• _Data for this exercise_:
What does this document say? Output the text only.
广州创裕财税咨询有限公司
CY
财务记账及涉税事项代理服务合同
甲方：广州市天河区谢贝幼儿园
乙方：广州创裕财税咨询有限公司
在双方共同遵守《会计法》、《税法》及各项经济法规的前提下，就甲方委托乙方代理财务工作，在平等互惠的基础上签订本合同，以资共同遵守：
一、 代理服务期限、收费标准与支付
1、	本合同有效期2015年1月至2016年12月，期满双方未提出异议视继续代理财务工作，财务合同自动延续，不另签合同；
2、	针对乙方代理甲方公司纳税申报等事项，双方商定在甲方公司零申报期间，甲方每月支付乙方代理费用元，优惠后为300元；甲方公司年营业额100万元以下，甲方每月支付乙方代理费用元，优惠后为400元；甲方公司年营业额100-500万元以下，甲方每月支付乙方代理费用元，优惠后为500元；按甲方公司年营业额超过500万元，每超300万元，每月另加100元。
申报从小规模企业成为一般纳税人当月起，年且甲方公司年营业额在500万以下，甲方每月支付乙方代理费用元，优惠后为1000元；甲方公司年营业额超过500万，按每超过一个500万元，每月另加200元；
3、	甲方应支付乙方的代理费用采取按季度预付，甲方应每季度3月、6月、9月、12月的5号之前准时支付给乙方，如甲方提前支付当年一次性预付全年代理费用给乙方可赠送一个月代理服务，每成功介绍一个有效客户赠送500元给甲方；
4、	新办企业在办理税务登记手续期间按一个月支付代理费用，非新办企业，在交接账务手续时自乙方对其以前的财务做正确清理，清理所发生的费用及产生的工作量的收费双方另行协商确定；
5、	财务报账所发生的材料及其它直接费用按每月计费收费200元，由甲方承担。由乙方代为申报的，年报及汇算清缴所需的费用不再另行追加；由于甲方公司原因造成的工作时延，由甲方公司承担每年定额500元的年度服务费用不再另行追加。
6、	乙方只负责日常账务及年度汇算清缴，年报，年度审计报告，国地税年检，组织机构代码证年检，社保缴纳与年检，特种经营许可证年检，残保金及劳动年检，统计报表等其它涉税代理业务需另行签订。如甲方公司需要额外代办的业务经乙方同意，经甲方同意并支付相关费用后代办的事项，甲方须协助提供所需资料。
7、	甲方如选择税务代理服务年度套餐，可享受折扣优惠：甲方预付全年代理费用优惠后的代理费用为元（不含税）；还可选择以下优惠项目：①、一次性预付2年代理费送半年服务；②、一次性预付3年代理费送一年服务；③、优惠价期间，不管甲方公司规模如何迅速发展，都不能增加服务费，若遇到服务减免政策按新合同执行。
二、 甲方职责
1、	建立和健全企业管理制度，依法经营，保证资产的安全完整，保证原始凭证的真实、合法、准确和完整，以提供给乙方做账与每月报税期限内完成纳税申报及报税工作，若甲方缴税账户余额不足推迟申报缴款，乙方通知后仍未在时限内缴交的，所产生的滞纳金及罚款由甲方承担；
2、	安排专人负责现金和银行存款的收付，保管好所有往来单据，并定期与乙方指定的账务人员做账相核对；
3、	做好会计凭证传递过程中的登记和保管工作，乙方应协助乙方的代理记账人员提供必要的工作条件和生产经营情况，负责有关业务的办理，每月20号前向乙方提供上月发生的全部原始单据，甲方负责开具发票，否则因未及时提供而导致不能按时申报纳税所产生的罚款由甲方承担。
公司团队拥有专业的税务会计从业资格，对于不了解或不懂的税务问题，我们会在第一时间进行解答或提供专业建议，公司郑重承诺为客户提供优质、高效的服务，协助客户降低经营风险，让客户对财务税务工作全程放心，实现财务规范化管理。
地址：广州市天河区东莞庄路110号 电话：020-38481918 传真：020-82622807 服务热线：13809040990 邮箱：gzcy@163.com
...
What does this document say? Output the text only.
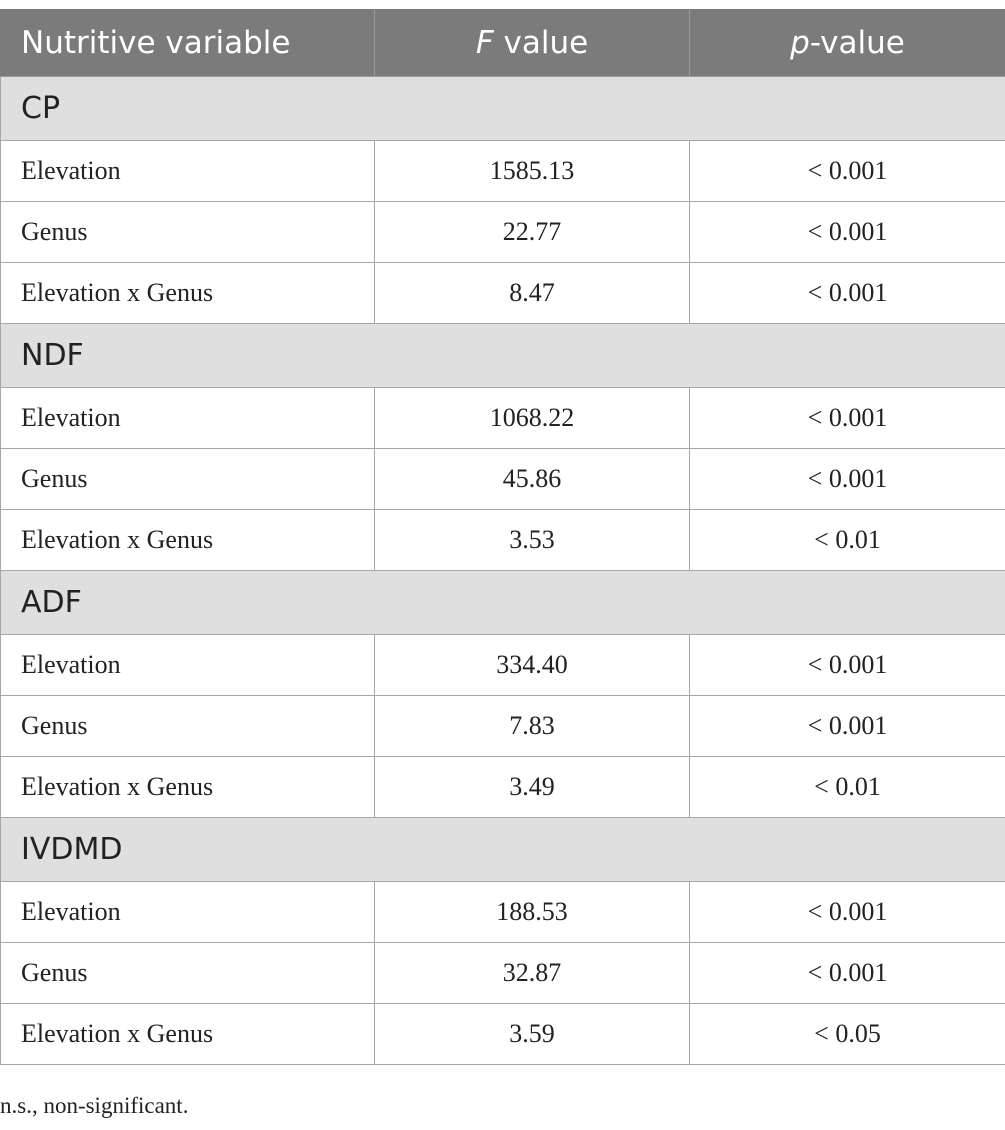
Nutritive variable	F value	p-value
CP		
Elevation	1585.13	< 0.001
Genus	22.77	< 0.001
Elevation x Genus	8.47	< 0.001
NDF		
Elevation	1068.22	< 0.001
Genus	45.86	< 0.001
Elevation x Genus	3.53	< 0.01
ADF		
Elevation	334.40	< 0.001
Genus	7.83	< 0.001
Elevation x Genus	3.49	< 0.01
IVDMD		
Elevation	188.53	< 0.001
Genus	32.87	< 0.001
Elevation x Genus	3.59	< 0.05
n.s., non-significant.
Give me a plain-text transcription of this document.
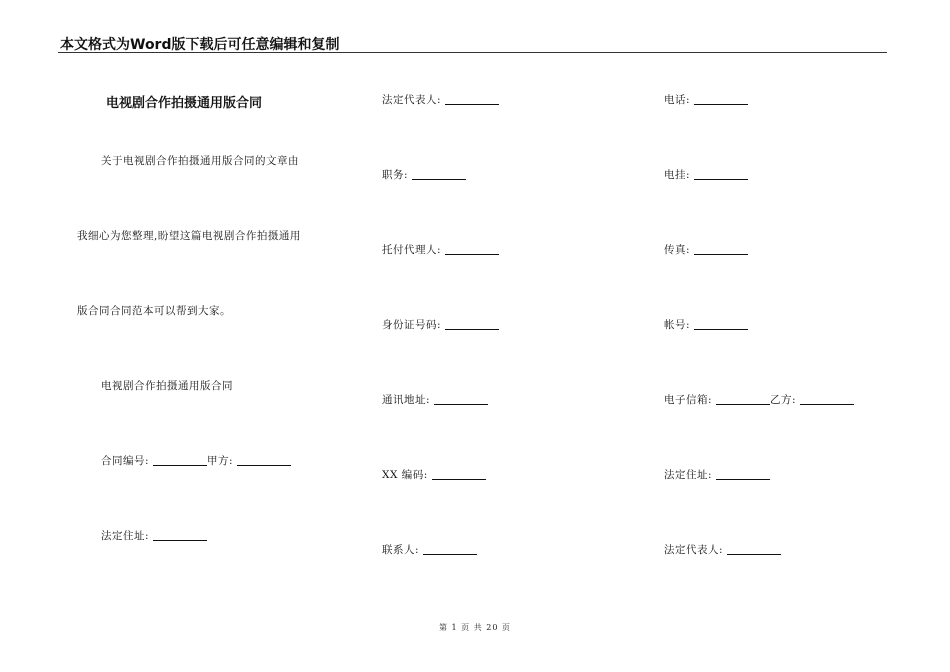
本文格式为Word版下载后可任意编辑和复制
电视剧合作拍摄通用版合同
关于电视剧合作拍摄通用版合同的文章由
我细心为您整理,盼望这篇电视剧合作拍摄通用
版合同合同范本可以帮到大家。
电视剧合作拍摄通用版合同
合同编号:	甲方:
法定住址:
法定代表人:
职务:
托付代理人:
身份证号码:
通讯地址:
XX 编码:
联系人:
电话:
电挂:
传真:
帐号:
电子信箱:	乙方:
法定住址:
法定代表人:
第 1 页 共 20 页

• _What to produce_:
Locate the word "Elevation" in the records above, and return each line that has it.

• _Solved problem_:
Elevation	1585.13	< 0.001
Elevation x Genus	8.47	< 0.001
Elevation	1068.22	< 0.001
Elevation x Genus	3.53	< 0.01
Elevation	334.40	< 0.001
Elevation x Genus	3.49	< 0.01
Elevation	188.53	< 0.001
Elevation x Genus	3.59	< 0.05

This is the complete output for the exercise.